• The problem: Omit the images, then output each of the records below exactly.

------------------------------------------------

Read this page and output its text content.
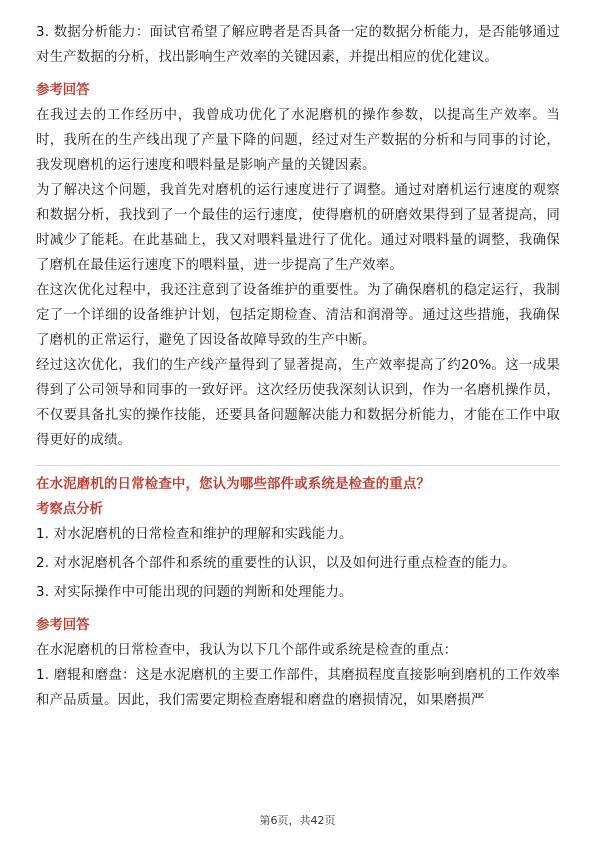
3. 数据分析能力：面试官希望了解应聘者是否具备一定的数据分析能力，是否能够通过对生产数据的分析，找出影响生产效率的关键因素，并提出相应的优化建议。

参考回答

在我过去的工作经历中，我曾成功优化了水泥磨机的操作参数，以提高生产效率。当时，我所在的生产线出现了产量下降的问题，经过对生产数据的分析和与同事的讨论，我发现磨机的运行速度和喂料量是影响产量的关键因素。

为了解决这个问题，我首先对磨机的运行速度进行了调整。通过对磨机运行速度的观察和数据分析，我找到了一个最佳的运行速度，使得磨机的研磨效果得到了显著提高，同时减少了能耗。在此基础上，我又对喂料量进行了优化。通过对喂料量的调整，我确保了磨机在最佳运行速度下的喂料量，进一步提高了生产效率。

在这次优化过程中，我还注意到了设备维护的重要性。为了确保磨机的稳定运行，我制定了一个详细的设备维护计划，包括定期检查、清洁和润滑等。通过这些措施，我确保了磨机的正常运行，避免了因设备故障导致的生产中断。

经过这次优化，我们的生产线产量得到了显著提高，生产效率提高了约20%。这一成果得到了公司领导和同事的一致好评。这次经历使我深刻认识到，作为一名磨机操作员，不仅要具备扎实的操作技能，还要具备问题解决能力和数据分析能力，才能在工作中取得更好的成绩。

在水泥磨机的日常检查中，您认为哪些部件或系统是检查的重点？

考察点分析

1. 对水泥磨机的日常检查和维护的理解和实践能力。

2. 对水泥磨机各个部件和系统的重要性的认识，以及如何进行重点检查的能力。

3. 对实际操作中可能出现的问题的判断和处理能力。

参考回答

在水泥磨机的日常检查中，我认为以下几个部件或系统是检查的重点：

1. 磨辊和磨盘：这是水泥磨机的主要工作部件，其磨损程度直接影响到磨机的工作效率和产品质量。因此，我们需要定期检查磨辊和磨盘的磨损情况，如果磨损严

第6页，共42页
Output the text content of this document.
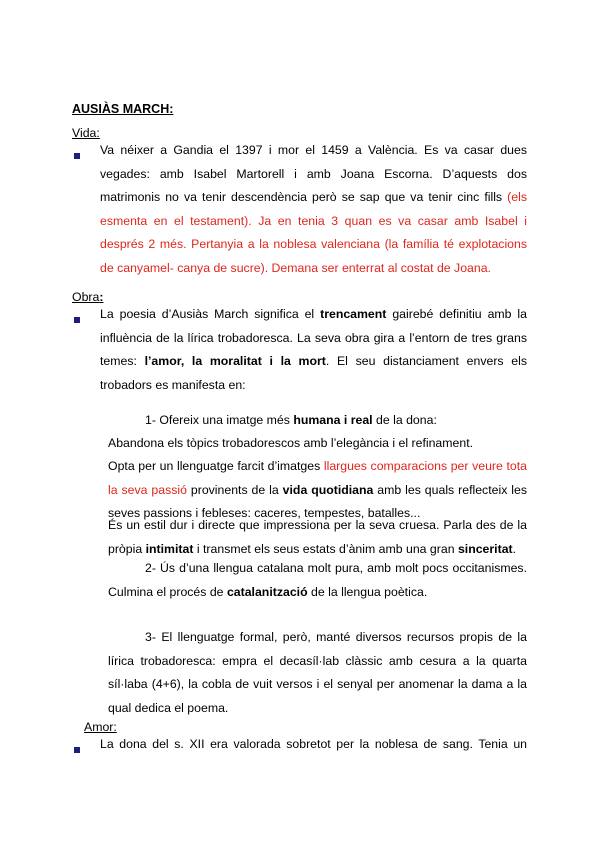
AUSIÀS MARCH:
Vida:
Va néixer a Gandia el 1397 i mor el 1459 a València. Es va casar dues vegades: amb Isabel Martorell i amb Joana Escorna. D’aquests dos matrimonis no va tenir descendència però se sap que va tenir cinc fills (els esmenta en el testament). Ja en tenia 3 quan es va casar amb Isabel i després 2 més. Pertanyia a la noblesa valenciana (la família té explotacions de canyamel- canya de sucre). Demana ser enterrat al costat de Joana.
Obra:
La poesia d’Ausiàs March significa el trencament gairebé definitiu amb la influència de la lírica trobadoresca. La seva obra gira a l’entorn de tres grans temes: l’amor, la moralitat i la mort. El seu distanciament envers els trobadors es manifesta en:
1- Ofereix una imatge més humana i real de la dona:
Abandona els tòpics trobadorescos amb l’elegància i el refinament.
Opta per un llenguatge farcit d’imatges llargues comparacions per veure tota la seva passió provinents de la vida quotidiana amb les quals reflecteix les seves passions i febleses: caceres, tempestes, batalles...
És un estil dur i directe que impressiona per la seva cruesa. Parla des de la pròpia intimitat i transmet els seus estats d’ànim amb una gran sinceritat.
2- Ús d’una llengua catalana molt pura, amb molt pocs occitanismes. Culmina el procés de catalanització de la llengua poètica.
3- El llenguatge formal, però, manté diversos recursos propis de la lírica trobadoresca: empra el decasíl·lab clàssic amb cesura a la quarta síl·laba (4+6), la cobla de vuit versos i el senyal per anomenar la dama a la qual dedica el poema.
Amor:
La dona del s. XII era valorada sobretot per la noblesa de sang. Tenia un
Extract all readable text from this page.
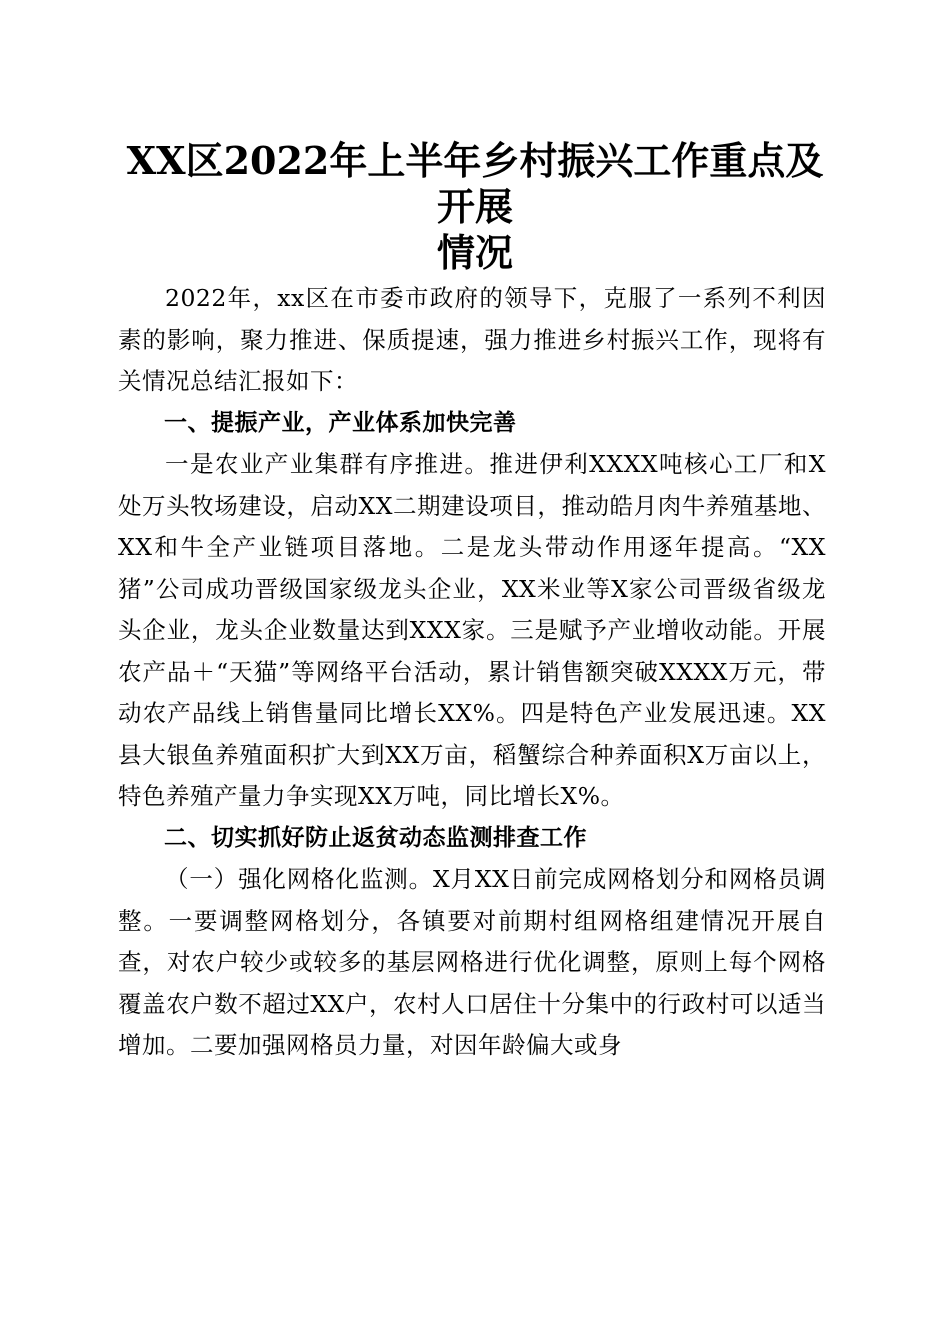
XX区2022年上半年乡村振兴工作重点及开展
情况

2022年，xx区在市委市政府的领导下，克服了一系列不利因素的影响，聚力推进、保质提速，强力推进乡村振兴工作，现将有关情况总结汇报如下：

一、提振产业，产业体系加快完善

一是农业产业集群有序推进。推进伊利XXXX吨核心工厂和X处万头牧场建设，启动XX二期建设项目，推动皓月肉牛养殖基地、XX和牛全产业链项目落地。二是龙头带动作用逐年提高。“XX猪”公司成功晋级国家级龙头企业，XX米业等X家公司晋级省级龙头企业，龙头企业数量达到XXX家。三是赋予产业增收动能。开展农产品＋“天猫”等网络平台活动，累计销售额突破XXXX万元，带动农产品线上销售量同比增长XX%。四是特色产业发展迅速。XX县大银鱼养殖面积扩大到XX万亩，稻蟹综合种养面积X万亩以上，特色养殖产量力争实现XX万吨，同比增长X%。

二、切实抓好防止返贫动态监测排查工作

（一）强化网格化监测。X月XX日前完成网格划分和网格员调整。一要调整网格划分，各镇要对前期村组网格组建情况开展自查，对农户较少或较多的基层网格进行优化调整，原则上每个网格覆盖农户数不超过XX户，农村人口居住十分集中的行政村可以适当增加。二要加强网格员力量，对因年龄偏大或身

------------------------------------------------

• Result for this exercise:
Read this page and output its text content.
3. 数据分析能力：面试官希望了解应聘者是否具备一定的数据分析能力，是否能够通过对生产数据的分析，找出影响生产效率的关键因素，并提出相应的优化建议。

参考回答

在我过去的工作经历中，我曾成功优化了水泥磨机的操作参数，以提高生产效率。当时，我所在的生产线出现了产量下降的问题，经过对生产数据的分析和与同事的讨论，我发现磨机的运行速度和喂料量是影响产量的关键因素。

为了解决这个问题，我首先对磨机的运行速度进行了调整。通过对磨机运行速度的观察和数据分析，我找到了一个最佳的运行速度，使得磨机的研磨效果得到了显著提高，同时减少了能耗。在此基础上，我又对喂料量进行了优化。通过对喂料量的调整，我确保了磨机在最佳运行速度下的喂料量，进一步提高了生产效率。

在这次优化过程中，我还注意到了设备维护的重要性。为了确保磨机的稳定运行，我制定了一个详细的设备维护计划，包括定期检查、清洁和润滑等。通过这些措施，我确保了磨机的正常运行，避免了因设备故障导致的生产中断。

经过这次优化，我们的生产线产量得到了显著提高，生产效率提高了约20%。这一成果得到了公司领导和同事的一致好评。这次经历使我深刻认识到，作为一名磨机操作员，不仅要具备扎实的操作技能，还要具备问题解决能力和数据分析能力，才能在工作中取得更好的成绩。

在水泥磨机的日常检查中，您认为哪些部件或系统是检查的重点？

考察点分析

1. 对水泥磨机的日常检查和维护的理解和实践能力。

2. 对水泥磨机各个部件和系统的重要性的认识，以及如何进行重点检查的能力。

3. 对实际操作中可能出现的问题的判断和处理能力。

参考回答

在水泥磨机的日常检查中，我认为以下几个部件或系统是检查的重点：

1. 磨辊和磨盘：这是水泥磨机的主要工作部件，其磨损程度直接影响到磨机的工作效率和产品质量。因此，我们需要定期检查磨辊和磨盘的磨损情况，如果磨损严

第6页，共42页
Output the text content of this document.
AUSIÀS MARCH:
Vida:
Va néixer a Gandia el 1397 i mor el 1459 a València. Es va casar dues vegades: amb Isabel Martorell i amb Joana Escorna. D’aquests dos matrimonis no va tenir descendència però se sap que va tenir cinc fills (els esmenta en el testament). Ja en tenia 3 quan es va casar amb Isabel i després 2 més. Pertanyia a la noblesa valenciana (la família té explotacions de canyamel- canya de sucre). Demana ser enterrat al costat de Joana.
Obra:
La poesia d’Ausiàs March significa el trencament gairebé definitiu amb la influència de la lírica trobadoresca. La seva obra gira a l’entorn de tres grans temes: l’amor, la moralitat i la mort. El seu distanciament envers els trobadors es manifesta en:
1- Ofereix una imatge més humana i real de la dona:
Abandona els tòpics trobadorescos amb l’elegància i el refinament.
Opta per un llenguatge farcit d’imatges llargues comparacions per veure tota la seva passió provinents de la vida quotidiana amb les quals reflecteix les seves passions i febleses: caceres, tempestes, batalles...
És un estil dur i directe que impressiona per la seva cruesa. Parla des de la pròpia intimitat i transmet els seus estats d’ànim amb una gran sinceritat.
2- Ús d’una llengua catalana molt pura, amb molt pocs occitanismes. Culmina el procés de catalanització de la llengua poètica.
3- El llenguatge formal, però, manté diversos recursos propis de la lírica trobadoresca: empra el decasíl·lab clàssic amb cesura a la quarta síl·laba (4+6), la cobla de vuit versos i el senyal per anomenar la dama a la qual dedica el poema.
Amor:
La dona del s. XII era valorada sobretot per la noblesa de sang. Tenia un
Extract all readable text from this page.
XX区2022年上半年乡村振兴工作重点及开展
情况

2022年，xx区在市委市政府的领导下，克服了一系列不利因素的影响，聚力推进、保质提速，强力推进乡村振兴工作，现将有关情况总结汇报如下：

一、提振产业，产业体系加快完善

一是农业产业集群有序推进。推进伊利XXXX吨核心工厂和X处万头牧场建设，启动XX二期建设项目，推动皓月肉牛养殖基地、XX和牛全产业链项目落地。二是龙头带动作用逐年提高。“XX猪”公司成功晋级国家级龙头企业，XX米业等X家公司晋级省级龙头企业，龙头企业数量达到XXX家。三是赋予产业增收动能。开展农产品＋“天猫”等网络平台活动，累计销售额突破XXXX万元，带动农产品线上销售量同比增长XX%。四是特色产业发展迅速。XX县大银鱼养殖面积扩大到XX万亩，稻蟹综合种养面积X万亩以上，特色养殖产量力争实现XX万吨，同比增长X%。

二、切实抓好防止返贫动态监测排查工作

（一）强化网格化监测。X月XX日前完成网格划分和网格员调整。一要调整网格划分，各镇要对前期村组网格组建情况开展自查，对农户较少或较多的基层网格进行优化调整，原则上每个网格覆盖农户数不超过XX户，农村人口居住十分集中的行政村可以适当增加。二要加强网格员力量，对因年龄偏大或身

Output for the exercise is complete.